* DATA EXCERPTS *
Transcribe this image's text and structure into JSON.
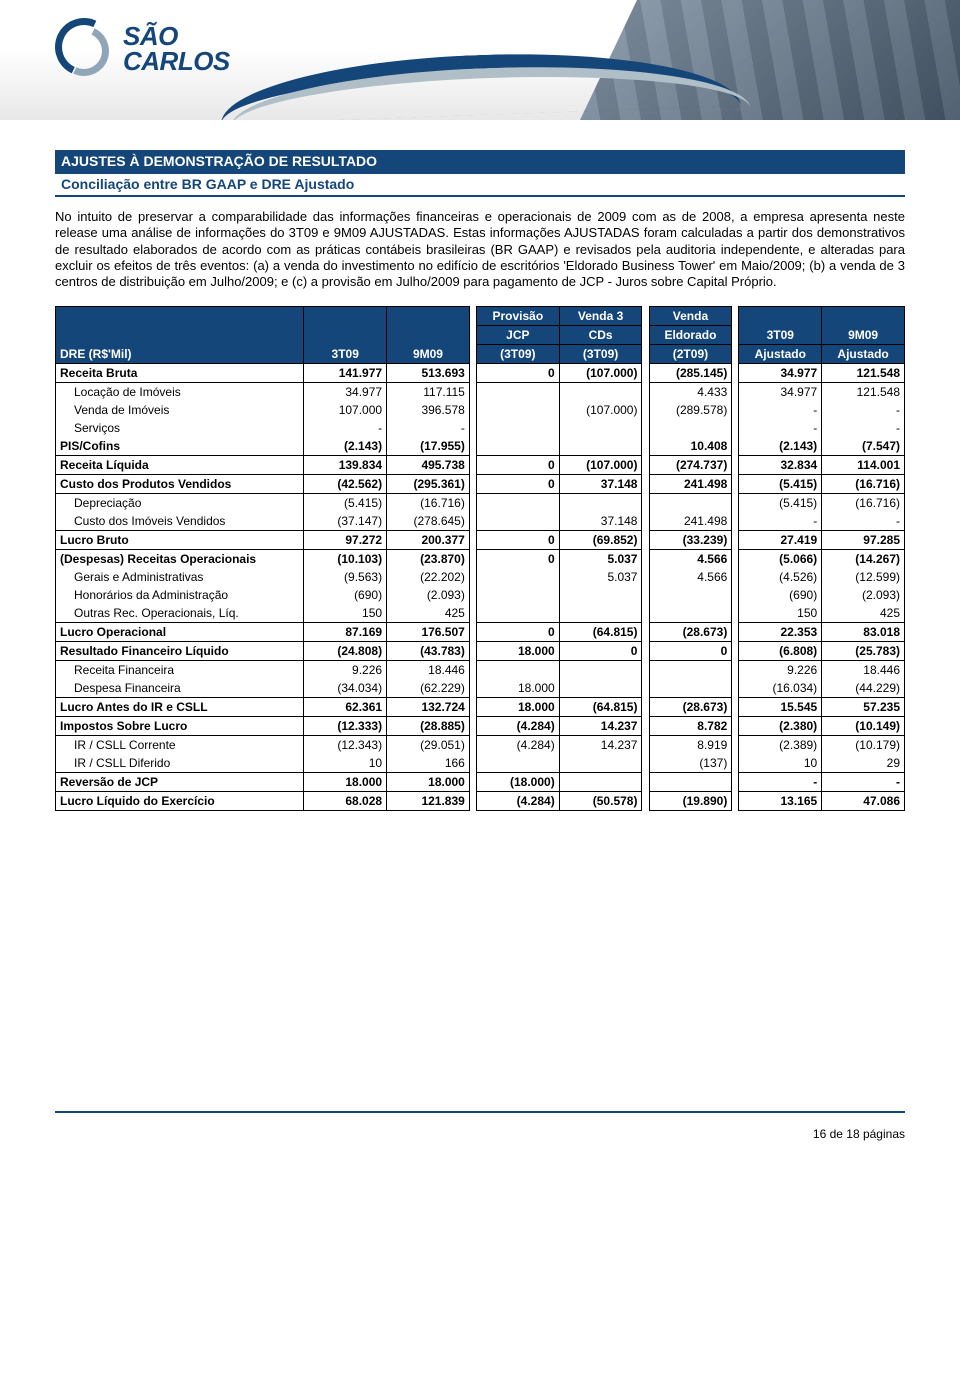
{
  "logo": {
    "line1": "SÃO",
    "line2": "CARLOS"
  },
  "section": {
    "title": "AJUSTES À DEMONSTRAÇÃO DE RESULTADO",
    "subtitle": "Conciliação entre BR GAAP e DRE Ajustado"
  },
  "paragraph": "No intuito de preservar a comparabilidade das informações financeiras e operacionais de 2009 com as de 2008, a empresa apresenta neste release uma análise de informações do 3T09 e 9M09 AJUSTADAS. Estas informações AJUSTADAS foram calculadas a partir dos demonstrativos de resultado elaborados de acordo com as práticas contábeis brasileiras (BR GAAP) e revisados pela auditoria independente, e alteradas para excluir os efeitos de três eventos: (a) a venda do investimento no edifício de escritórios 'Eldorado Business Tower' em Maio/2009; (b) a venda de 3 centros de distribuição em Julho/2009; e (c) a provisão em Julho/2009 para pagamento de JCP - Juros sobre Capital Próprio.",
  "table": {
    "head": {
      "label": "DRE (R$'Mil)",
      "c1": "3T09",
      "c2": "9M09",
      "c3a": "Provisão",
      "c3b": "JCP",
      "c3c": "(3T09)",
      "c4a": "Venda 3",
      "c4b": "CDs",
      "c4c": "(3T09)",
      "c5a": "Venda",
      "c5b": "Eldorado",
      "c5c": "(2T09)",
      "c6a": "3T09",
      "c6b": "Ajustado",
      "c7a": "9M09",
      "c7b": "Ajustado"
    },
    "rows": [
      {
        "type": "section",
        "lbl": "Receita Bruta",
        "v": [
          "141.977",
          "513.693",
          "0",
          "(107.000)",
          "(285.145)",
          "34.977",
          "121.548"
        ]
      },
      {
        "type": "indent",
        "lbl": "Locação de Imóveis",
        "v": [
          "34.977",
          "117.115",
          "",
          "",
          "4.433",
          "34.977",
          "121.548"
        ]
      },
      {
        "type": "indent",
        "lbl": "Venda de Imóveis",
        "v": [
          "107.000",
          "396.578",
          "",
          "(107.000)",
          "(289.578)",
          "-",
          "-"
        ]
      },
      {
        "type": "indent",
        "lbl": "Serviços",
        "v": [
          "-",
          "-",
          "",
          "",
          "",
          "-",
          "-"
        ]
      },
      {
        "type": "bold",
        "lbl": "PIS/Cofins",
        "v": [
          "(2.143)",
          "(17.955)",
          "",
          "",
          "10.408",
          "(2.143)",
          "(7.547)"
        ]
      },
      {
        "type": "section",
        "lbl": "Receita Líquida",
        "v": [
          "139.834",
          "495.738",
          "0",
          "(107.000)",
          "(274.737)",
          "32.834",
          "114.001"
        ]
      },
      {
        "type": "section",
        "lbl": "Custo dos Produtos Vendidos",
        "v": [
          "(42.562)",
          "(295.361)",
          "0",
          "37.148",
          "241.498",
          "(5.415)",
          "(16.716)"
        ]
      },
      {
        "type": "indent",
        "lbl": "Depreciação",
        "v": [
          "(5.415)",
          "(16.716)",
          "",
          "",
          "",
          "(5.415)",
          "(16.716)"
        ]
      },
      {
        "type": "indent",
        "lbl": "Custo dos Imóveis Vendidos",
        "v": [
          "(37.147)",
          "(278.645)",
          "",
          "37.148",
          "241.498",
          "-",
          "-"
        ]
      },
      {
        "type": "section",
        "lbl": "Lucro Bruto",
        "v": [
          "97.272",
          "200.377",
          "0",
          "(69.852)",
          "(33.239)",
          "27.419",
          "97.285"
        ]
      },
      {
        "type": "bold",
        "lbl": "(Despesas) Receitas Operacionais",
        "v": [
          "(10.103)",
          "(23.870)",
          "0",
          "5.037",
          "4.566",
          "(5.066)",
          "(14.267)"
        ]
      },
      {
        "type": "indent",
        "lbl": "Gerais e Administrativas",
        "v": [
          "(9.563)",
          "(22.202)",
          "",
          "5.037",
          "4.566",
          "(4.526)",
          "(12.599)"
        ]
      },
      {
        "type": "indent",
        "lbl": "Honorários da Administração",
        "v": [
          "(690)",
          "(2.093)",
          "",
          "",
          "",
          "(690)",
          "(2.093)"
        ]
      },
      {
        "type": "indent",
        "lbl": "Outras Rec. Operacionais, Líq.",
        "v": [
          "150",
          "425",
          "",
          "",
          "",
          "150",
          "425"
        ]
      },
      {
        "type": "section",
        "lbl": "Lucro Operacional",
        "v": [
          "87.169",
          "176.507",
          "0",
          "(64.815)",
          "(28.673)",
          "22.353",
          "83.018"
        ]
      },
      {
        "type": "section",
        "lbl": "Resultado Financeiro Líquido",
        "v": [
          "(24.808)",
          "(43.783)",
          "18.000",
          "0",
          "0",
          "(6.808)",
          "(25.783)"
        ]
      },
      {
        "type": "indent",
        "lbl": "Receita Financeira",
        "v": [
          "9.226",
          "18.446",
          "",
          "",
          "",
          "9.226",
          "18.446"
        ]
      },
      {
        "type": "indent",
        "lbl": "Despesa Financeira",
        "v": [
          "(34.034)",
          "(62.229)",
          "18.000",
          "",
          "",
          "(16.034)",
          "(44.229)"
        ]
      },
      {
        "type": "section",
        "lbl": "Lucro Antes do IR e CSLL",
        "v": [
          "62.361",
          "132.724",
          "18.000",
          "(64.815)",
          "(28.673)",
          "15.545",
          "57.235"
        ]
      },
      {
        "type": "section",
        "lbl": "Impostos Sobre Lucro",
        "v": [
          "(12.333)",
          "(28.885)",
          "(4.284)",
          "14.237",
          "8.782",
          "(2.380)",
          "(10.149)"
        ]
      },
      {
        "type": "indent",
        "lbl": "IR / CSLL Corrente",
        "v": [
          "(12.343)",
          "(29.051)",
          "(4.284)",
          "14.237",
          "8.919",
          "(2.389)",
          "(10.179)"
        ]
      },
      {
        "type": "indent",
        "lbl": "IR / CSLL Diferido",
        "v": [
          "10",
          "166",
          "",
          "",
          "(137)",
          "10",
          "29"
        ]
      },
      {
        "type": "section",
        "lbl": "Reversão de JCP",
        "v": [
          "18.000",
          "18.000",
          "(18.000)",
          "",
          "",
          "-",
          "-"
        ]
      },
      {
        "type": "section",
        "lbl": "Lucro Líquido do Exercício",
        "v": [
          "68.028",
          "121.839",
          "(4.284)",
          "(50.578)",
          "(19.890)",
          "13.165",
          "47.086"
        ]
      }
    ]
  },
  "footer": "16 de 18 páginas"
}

==

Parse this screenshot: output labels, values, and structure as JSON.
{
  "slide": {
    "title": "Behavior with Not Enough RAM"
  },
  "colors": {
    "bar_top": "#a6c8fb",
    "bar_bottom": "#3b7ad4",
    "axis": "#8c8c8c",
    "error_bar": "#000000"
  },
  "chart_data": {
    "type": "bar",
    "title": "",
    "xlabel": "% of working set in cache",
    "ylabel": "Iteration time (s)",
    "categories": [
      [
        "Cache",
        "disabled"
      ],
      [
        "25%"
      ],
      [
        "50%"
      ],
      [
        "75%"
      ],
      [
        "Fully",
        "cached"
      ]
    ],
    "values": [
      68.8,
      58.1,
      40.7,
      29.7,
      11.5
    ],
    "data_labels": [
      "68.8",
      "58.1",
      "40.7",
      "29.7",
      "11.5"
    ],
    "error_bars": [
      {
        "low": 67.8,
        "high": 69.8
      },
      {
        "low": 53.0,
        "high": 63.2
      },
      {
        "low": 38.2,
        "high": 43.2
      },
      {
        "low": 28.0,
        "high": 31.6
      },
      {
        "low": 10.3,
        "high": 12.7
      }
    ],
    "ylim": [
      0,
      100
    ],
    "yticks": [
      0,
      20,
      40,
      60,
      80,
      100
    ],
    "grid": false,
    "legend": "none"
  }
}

--

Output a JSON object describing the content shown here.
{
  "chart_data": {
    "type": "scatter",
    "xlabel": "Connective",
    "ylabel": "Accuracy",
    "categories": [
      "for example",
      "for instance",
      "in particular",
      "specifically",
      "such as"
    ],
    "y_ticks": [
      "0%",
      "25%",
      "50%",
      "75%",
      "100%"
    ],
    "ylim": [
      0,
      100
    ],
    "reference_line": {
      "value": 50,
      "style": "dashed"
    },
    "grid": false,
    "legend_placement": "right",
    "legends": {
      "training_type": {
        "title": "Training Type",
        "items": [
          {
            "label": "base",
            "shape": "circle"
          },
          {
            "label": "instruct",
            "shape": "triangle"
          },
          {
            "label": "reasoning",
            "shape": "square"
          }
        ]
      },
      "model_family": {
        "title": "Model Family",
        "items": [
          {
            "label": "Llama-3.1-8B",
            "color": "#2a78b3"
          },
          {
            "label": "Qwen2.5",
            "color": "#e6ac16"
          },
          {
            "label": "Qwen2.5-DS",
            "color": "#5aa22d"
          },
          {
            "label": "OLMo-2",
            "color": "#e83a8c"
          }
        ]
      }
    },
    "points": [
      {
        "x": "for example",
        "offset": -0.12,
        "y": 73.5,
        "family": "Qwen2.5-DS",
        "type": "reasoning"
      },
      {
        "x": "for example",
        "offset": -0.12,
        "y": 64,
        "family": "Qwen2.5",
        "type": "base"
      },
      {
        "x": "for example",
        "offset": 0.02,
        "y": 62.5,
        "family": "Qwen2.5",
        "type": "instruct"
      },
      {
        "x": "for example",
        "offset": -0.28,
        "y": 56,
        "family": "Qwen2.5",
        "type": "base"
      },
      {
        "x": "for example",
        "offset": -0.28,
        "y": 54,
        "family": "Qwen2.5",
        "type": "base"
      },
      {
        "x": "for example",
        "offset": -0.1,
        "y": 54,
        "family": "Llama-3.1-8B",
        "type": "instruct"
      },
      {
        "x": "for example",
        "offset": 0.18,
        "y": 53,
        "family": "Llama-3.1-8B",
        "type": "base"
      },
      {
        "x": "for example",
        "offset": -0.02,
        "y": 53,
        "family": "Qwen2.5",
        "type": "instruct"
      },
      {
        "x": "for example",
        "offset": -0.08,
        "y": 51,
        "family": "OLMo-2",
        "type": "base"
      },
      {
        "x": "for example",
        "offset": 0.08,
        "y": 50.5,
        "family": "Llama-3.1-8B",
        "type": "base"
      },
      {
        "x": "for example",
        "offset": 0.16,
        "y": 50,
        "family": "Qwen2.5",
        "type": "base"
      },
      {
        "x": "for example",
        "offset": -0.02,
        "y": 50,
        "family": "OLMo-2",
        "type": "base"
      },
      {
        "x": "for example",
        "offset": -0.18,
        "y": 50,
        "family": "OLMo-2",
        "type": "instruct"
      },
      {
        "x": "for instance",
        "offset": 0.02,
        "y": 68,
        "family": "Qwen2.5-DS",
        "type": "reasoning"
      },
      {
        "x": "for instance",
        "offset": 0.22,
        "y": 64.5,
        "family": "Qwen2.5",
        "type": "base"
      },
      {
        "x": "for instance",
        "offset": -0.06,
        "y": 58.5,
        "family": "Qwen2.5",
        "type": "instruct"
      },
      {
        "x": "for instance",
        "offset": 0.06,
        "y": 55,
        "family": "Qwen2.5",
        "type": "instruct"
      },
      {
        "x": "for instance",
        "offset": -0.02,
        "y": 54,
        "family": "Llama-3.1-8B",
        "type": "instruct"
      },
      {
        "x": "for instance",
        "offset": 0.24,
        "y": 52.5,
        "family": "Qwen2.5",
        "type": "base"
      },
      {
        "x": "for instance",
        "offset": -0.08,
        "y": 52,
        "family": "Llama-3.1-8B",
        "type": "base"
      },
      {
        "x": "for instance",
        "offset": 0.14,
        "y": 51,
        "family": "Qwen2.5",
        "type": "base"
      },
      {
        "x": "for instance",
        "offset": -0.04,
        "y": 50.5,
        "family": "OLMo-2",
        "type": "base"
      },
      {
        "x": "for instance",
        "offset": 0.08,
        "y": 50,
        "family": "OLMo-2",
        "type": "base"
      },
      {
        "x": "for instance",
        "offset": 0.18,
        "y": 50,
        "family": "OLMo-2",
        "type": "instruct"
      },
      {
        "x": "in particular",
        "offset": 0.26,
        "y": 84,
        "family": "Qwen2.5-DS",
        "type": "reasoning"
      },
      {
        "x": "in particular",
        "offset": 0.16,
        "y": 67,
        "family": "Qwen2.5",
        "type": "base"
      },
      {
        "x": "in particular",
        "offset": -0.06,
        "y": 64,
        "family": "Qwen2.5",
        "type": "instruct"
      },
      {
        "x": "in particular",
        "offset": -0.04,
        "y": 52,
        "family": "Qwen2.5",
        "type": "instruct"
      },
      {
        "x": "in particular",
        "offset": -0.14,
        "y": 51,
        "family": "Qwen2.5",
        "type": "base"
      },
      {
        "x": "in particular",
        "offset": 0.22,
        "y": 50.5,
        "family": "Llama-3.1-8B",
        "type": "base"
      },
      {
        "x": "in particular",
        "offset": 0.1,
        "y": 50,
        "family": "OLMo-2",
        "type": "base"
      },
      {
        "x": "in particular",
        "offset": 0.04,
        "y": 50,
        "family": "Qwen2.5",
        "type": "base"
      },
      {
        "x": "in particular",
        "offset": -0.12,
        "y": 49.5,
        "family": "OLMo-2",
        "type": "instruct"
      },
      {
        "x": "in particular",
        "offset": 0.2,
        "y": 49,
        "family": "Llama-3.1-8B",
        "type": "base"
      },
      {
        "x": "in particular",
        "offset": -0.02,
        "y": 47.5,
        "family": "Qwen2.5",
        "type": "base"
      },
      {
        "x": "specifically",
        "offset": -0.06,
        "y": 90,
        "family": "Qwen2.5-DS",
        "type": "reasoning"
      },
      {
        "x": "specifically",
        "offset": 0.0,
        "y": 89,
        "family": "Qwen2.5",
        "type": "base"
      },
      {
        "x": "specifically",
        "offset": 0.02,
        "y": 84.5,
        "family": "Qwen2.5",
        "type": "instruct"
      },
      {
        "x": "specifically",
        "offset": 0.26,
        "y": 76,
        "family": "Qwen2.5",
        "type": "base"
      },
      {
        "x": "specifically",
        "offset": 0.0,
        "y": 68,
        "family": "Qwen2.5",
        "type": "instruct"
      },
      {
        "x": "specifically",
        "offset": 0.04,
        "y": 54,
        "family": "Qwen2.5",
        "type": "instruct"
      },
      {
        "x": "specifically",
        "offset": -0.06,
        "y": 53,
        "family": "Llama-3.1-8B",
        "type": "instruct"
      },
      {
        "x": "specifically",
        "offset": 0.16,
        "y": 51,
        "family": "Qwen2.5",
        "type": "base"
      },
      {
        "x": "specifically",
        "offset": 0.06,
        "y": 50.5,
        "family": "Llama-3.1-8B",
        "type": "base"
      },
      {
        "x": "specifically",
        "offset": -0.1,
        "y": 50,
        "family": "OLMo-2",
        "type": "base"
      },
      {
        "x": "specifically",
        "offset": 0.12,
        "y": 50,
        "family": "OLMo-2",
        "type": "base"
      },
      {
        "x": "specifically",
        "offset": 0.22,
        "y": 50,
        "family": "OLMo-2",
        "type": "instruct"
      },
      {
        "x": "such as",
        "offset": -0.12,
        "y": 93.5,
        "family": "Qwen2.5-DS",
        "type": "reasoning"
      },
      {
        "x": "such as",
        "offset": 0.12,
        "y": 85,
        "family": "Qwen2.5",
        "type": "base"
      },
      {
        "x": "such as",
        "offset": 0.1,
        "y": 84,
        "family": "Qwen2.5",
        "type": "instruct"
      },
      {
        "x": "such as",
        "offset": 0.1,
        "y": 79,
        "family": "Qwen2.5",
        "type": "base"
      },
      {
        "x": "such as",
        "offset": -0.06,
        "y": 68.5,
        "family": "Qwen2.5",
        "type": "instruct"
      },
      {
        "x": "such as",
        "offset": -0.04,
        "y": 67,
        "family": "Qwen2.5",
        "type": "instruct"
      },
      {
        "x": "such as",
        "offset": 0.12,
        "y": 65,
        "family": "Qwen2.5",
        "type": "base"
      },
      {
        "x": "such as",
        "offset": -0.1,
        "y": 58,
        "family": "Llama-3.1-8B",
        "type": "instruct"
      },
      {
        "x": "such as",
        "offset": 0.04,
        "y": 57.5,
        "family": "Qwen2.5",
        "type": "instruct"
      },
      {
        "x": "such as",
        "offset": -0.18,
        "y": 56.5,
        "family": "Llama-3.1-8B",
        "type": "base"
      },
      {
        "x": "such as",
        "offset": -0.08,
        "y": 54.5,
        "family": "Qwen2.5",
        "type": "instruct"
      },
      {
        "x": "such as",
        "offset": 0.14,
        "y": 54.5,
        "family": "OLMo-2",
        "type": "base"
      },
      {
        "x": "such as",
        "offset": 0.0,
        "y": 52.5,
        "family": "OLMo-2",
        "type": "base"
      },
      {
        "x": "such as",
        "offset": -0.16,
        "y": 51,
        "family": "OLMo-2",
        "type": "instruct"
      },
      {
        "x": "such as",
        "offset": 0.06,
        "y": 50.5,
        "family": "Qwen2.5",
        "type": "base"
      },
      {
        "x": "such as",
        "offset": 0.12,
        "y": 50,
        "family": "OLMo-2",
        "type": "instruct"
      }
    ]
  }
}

* INSTRUCTIONS TO FOLLOW *
Gather all lines from the records above in which "Custo" appears.

* WRITTEN ANSWER *
        "lbl": "Custo dos Produtos Vendidos",
        "lbl": "Custo dos Imóveis Vendidos",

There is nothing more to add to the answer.